§ Stated exercise
The entries below should be quoted exactly, with no pictures carried over.

[Extracted records]
┄┄┄┄┄┄┄┄┄┄
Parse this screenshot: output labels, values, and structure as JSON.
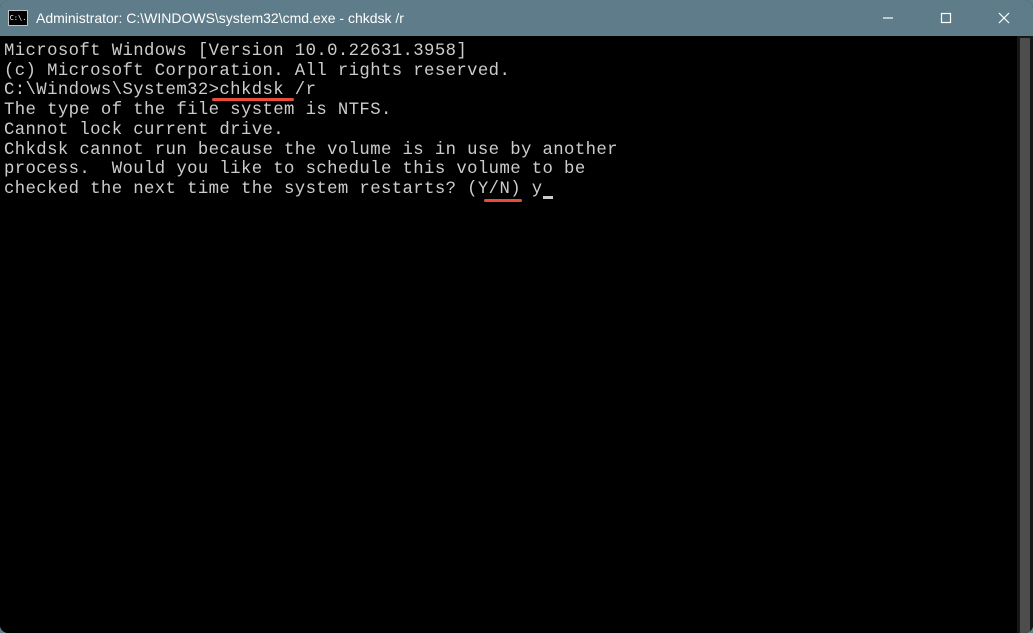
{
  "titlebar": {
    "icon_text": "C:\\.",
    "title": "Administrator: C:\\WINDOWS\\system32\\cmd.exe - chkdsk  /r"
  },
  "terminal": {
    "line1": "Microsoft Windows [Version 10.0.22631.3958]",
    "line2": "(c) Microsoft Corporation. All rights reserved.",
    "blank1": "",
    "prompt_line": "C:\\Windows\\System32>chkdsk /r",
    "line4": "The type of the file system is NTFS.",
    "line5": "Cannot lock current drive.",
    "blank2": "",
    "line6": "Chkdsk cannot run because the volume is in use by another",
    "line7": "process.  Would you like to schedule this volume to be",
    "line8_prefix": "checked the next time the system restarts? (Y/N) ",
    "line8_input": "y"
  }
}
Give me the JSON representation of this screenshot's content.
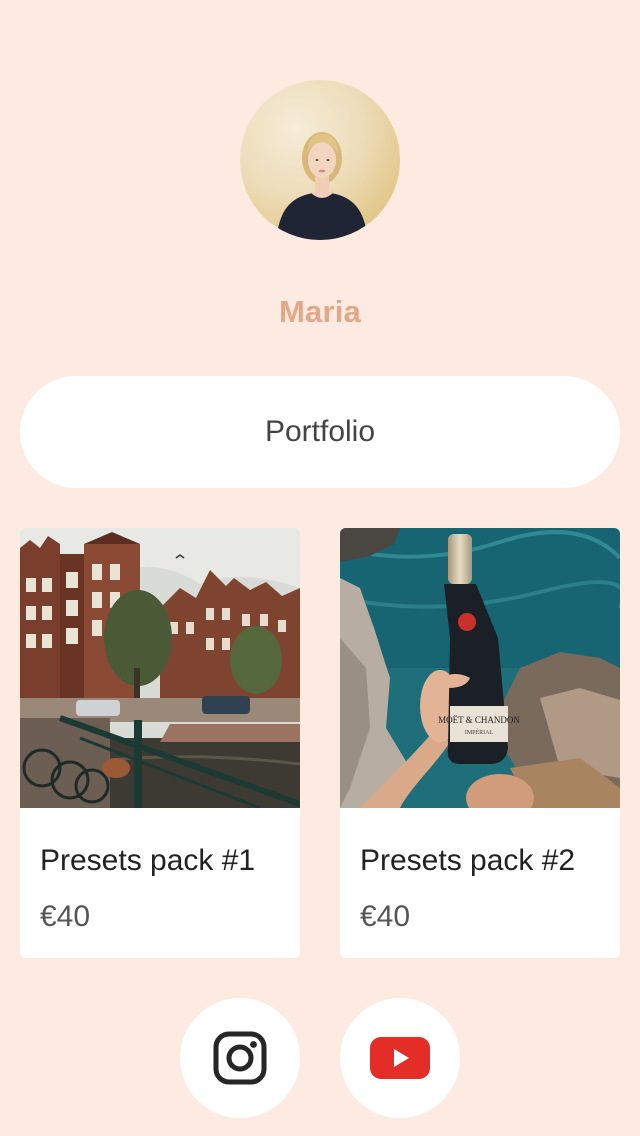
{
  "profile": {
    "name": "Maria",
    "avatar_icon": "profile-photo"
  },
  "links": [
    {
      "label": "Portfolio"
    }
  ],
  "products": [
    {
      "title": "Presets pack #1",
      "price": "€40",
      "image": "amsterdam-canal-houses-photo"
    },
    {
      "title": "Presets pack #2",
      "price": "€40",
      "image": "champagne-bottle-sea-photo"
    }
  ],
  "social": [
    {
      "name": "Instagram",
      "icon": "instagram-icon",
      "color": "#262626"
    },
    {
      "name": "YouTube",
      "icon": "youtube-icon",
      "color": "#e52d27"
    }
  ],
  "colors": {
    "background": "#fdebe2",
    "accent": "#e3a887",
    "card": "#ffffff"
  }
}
┄┄┄┄┄┄┄┄┄┄
§ Correct response
Parse this screenshot: output labels, values, and structure as JSON.
{
  "titlebar": {
    "icon_text": "C:\\.",
    "title": "Administrator: C:\\WINDOWS\\system32\\cmd.exe - chkdsk  /r"
  },
  "terminal": {
    "line1": "Microsoft Windows [Version 10.0.22631.3958]",
    "line2": "(c) Microsoft Corporation. All rights reserved.",
    "blank1": "",
    "prompt_line": "C:\\Windows\\System32>chkdsk /r",
    "line4": "The type of the file system is NTFS.",
    "line5": "Cannot lock current drive.",
    "blank2": "",
    "line6": "Chkdsk cannot run because the volume is in use by another",
    "line7": "process.  Would you like to schedule this volume to be",
    "line8_prefix": "checked the next time the system restarts? (Y/N) ",
    "line8_input": "y"
  }
}
Give me the JSON representation of this screenshot's content.
{
  "profile": {
    "name": "Maria",
    "avatar_icon": "profile-photo"
  },
  "links": [
    {
      "label": "Portfolio"
    }
  ],
  "products": [
    {
      "title": "Presets pack #1",
      "price": "€40",
      "image": "amsterdam-canal-houses-photo"
    },
    {
      "title": "Presets pack #2",
      "price": "€40",
      "image": "champagne-bottle-sea-photo"
    }
  ],
  "social": [
    {
      "name": "Instagram",
      "icon": "instagram-icon",
      "color": "#262626"
    },
    {
      "name": "YouTube",
      "icon": "youtube-icon",
      "color": "#e52d27"
    }
  ],
  "colors": {
    "background": "#fdebe2",
    "accent": "#e3a887",
    "card": "#ffffff"
  }
}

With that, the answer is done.